### Directive
Take every line from the material that has the word "JSON" in it.

### Supplied records
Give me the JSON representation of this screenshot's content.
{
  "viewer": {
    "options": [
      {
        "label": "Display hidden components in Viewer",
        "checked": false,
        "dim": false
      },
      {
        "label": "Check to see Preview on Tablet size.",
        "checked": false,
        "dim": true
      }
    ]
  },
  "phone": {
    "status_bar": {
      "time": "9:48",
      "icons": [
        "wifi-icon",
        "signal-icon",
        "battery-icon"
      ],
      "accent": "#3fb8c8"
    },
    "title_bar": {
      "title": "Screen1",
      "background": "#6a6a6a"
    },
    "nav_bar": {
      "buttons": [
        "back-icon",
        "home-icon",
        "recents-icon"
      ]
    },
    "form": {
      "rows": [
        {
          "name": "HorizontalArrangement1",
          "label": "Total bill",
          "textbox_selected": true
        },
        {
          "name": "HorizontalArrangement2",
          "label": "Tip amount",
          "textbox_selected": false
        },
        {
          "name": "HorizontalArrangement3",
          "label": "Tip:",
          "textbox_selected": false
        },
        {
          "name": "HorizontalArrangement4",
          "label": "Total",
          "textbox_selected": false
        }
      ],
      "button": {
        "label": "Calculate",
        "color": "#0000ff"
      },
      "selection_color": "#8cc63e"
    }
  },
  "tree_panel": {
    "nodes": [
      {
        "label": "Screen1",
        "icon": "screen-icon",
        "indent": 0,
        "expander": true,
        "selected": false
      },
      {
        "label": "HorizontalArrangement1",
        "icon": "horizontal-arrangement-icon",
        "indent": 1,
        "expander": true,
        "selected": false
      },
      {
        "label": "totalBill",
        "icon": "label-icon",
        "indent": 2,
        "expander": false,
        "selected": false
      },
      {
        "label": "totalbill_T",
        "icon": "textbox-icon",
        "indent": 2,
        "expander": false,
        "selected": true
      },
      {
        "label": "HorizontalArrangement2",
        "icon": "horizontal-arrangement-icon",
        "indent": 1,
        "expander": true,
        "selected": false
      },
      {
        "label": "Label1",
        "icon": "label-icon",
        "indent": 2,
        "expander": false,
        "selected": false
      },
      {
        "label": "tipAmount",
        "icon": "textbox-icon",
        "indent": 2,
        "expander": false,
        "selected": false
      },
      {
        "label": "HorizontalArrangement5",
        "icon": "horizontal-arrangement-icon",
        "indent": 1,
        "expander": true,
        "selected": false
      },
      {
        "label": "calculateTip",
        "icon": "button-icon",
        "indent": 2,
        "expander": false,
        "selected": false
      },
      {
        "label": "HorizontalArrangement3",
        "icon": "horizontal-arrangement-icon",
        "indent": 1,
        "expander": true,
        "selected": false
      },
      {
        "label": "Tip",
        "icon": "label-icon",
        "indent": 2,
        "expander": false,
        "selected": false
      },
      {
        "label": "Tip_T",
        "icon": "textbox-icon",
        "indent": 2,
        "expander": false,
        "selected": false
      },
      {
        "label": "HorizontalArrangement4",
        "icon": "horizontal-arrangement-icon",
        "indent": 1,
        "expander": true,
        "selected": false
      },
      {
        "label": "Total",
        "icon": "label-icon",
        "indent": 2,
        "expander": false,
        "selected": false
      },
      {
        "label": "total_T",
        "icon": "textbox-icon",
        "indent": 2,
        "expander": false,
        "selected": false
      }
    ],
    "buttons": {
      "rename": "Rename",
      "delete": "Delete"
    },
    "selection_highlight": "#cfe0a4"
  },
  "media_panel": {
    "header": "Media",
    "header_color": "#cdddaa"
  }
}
==
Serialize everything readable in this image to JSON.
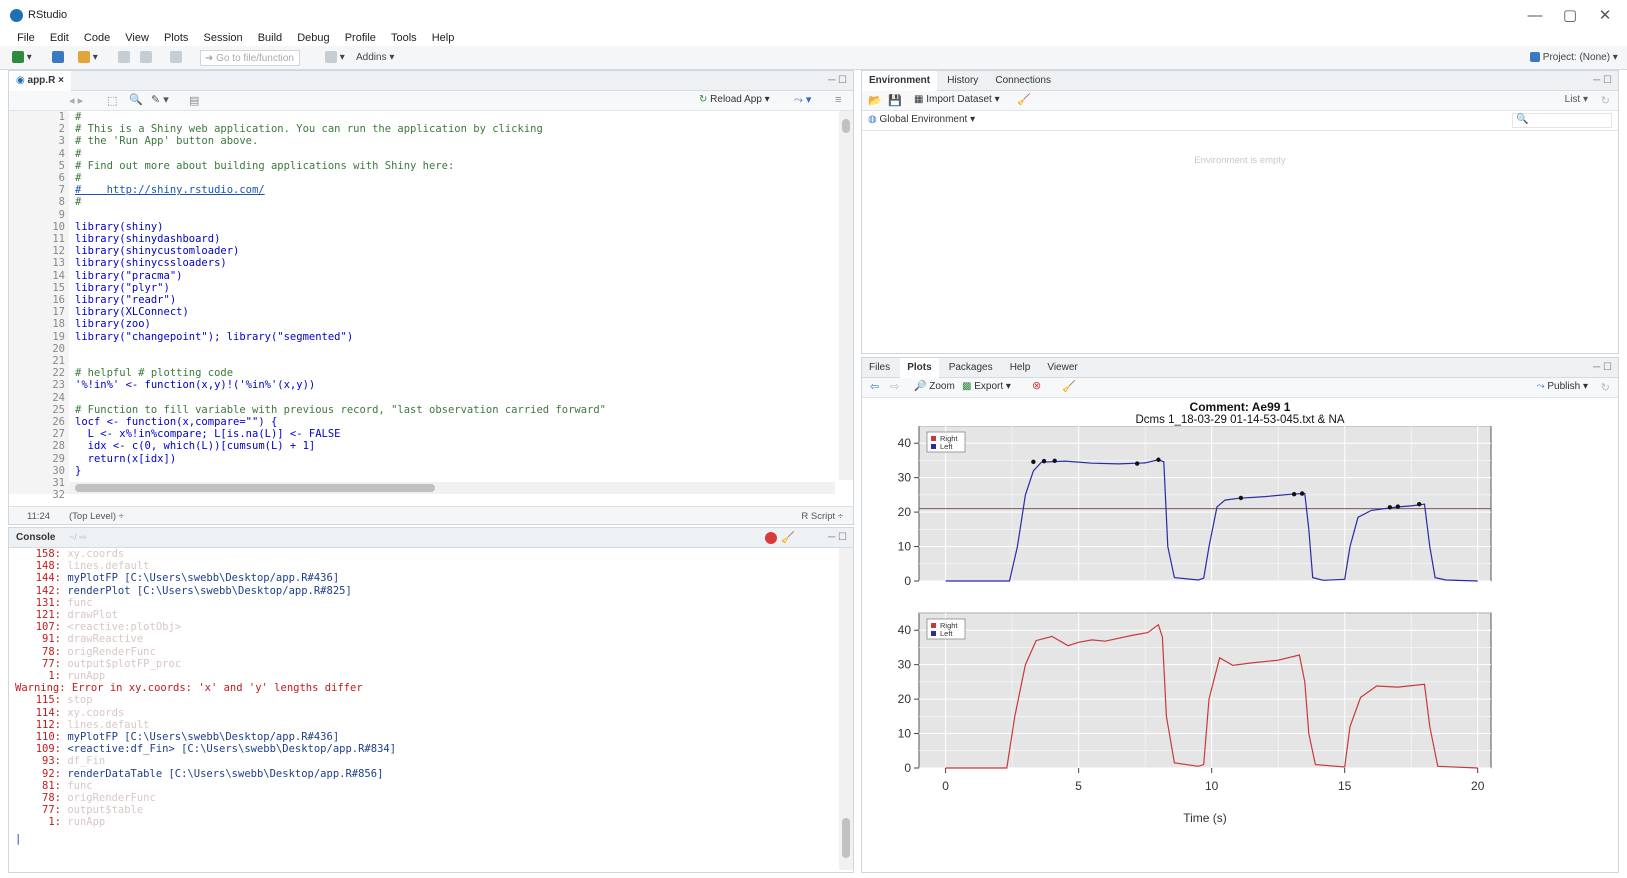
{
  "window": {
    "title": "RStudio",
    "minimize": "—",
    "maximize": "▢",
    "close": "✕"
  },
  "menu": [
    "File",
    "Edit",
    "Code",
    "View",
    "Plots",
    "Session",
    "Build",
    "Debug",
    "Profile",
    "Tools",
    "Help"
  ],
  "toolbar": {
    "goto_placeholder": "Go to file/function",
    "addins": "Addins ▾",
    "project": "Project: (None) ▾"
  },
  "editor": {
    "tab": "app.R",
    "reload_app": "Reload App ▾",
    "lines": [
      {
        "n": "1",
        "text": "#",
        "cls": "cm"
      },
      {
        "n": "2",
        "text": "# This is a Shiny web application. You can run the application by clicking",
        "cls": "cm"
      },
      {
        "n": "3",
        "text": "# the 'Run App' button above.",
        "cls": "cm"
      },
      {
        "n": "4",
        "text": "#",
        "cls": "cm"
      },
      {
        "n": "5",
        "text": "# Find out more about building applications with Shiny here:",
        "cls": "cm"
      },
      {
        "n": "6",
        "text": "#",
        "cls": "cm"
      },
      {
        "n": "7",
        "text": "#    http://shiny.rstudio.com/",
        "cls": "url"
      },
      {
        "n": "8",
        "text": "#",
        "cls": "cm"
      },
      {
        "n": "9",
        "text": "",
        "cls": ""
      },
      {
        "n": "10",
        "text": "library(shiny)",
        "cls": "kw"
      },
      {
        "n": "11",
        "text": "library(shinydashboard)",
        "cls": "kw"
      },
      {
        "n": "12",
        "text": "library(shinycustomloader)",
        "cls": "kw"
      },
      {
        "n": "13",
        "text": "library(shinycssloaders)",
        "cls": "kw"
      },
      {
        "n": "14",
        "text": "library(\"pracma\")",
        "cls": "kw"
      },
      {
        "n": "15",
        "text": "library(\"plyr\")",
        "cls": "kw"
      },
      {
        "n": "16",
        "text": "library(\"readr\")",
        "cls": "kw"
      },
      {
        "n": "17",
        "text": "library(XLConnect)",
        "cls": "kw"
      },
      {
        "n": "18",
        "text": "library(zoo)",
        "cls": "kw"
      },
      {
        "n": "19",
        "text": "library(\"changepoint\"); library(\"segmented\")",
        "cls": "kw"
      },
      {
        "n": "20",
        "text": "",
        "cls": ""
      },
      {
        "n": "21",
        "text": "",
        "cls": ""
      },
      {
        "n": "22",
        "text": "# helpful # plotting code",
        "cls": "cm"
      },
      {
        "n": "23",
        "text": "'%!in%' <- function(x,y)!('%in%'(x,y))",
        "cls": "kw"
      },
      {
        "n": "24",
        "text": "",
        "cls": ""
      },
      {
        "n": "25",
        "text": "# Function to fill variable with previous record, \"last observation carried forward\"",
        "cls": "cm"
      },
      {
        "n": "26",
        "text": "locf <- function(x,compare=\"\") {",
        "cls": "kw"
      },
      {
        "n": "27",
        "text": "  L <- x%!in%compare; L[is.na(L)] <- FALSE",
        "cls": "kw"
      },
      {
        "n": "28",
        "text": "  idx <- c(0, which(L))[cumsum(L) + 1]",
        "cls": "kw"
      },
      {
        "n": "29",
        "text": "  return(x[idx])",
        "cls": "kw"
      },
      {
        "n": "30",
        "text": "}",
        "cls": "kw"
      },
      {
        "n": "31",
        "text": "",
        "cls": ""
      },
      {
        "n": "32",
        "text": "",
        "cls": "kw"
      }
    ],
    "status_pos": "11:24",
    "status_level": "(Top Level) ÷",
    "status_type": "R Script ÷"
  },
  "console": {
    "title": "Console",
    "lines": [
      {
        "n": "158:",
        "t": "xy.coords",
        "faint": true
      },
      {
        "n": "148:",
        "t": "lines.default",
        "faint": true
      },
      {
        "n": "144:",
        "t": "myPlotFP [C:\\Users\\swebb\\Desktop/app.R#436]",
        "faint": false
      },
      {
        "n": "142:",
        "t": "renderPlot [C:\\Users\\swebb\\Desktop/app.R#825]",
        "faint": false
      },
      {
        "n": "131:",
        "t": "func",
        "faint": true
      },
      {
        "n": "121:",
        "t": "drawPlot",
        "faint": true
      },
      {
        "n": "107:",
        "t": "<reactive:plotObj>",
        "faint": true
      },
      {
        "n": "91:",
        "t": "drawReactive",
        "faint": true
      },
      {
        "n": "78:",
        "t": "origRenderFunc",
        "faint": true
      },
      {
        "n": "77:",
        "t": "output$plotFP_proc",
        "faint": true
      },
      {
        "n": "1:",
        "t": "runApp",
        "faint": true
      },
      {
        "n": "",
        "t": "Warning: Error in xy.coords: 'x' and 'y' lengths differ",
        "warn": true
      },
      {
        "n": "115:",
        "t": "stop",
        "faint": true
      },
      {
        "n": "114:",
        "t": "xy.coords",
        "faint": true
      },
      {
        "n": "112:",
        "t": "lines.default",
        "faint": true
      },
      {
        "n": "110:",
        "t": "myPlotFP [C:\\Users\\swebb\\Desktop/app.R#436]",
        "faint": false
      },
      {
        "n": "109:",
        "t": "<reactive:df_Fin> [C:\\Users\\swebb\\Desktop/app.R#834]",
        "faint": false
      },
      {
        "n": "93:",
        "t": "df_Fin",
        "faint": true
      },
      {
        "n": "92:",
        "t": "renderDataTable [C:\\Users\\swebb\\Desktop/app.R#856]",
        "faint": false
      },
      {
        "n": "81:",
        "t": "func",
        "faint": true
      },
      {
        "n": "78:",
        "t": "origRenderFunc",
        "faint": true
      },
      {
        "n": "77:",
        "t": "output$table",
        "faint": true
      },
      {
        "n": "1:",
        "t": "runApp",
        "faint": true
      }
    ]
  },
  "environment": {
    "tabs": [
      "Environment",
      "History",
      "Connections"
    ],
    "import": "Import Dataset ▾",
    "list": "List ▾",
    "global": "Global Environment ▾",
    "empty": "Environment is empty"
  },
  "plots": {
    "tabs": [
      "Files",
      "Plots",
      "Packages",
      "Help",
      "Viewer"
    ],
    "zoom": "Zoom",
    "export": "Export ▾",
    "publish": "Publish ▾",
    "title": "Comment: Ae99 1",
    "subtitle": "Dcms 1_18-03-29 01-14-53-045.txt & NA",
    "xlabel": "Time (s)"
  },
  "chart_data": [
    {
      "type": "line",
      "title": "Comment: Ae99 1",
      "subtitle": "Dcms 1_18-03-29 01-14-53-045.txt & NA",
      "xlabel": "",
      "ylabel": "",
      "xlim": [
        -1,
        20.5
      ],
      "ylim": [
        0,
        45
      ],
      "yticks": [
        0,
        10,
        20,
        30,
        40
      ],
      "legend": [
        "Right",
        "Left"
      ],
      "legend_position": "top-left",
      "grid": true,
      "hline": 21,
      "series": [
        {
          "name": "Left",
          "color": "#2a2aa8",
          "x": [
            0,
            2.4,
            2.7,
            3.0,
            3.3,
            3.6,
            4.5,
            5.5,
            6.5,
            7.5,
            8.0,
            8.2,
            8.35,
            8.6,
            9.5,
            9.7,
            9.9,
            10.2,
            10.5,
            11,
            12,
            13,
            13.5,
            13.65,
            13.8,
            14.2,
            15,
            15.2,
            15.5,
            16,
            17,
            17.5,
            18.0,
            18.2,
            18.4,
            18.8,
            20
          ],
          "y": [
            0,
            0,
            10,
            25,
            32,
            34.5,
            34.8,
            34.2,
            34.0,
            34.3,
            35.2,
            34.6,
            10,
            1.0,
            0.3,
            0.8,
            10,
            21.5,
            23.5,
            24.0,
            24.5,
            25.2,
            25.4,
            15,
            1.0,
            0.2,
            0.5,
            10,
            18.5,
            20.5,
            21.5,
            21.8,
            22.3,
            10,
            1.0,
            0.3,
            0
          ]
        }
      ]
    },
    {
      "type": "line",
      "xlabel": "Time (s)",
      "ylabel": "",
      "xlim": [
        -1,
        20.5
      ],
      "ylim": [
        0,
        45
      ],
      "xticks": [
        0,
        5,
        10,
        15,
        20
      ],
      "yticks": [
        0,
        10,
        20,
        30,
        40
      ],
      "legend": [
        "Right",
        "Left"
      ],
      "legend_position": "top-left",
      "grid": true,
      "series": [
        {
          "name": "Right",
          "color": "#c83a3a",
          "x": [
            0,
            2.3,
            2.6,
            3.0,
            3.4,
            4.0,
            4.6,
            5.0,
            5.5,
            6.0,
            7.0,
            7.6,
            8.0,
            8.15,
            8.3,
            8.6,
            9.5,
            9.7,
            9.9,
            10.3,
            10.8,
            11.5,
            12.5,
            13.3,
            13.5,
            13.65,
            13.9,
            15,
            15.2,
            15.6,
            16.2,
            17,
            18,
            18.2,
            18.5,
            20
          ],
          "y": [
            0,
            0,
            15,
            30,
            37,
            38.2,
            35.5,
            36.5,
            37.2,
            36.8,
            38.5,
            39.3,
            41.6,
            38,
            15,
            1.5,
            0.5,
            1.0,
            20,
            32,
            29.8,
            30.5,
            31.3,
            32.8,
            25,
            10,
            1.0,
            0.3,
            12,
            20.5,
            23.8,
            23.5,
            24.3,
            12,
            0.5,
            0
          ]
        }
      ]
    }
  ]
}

### Task answer
Give me the JSON representation of this screenshot's content.
Serialize everything readable in this image to JSON.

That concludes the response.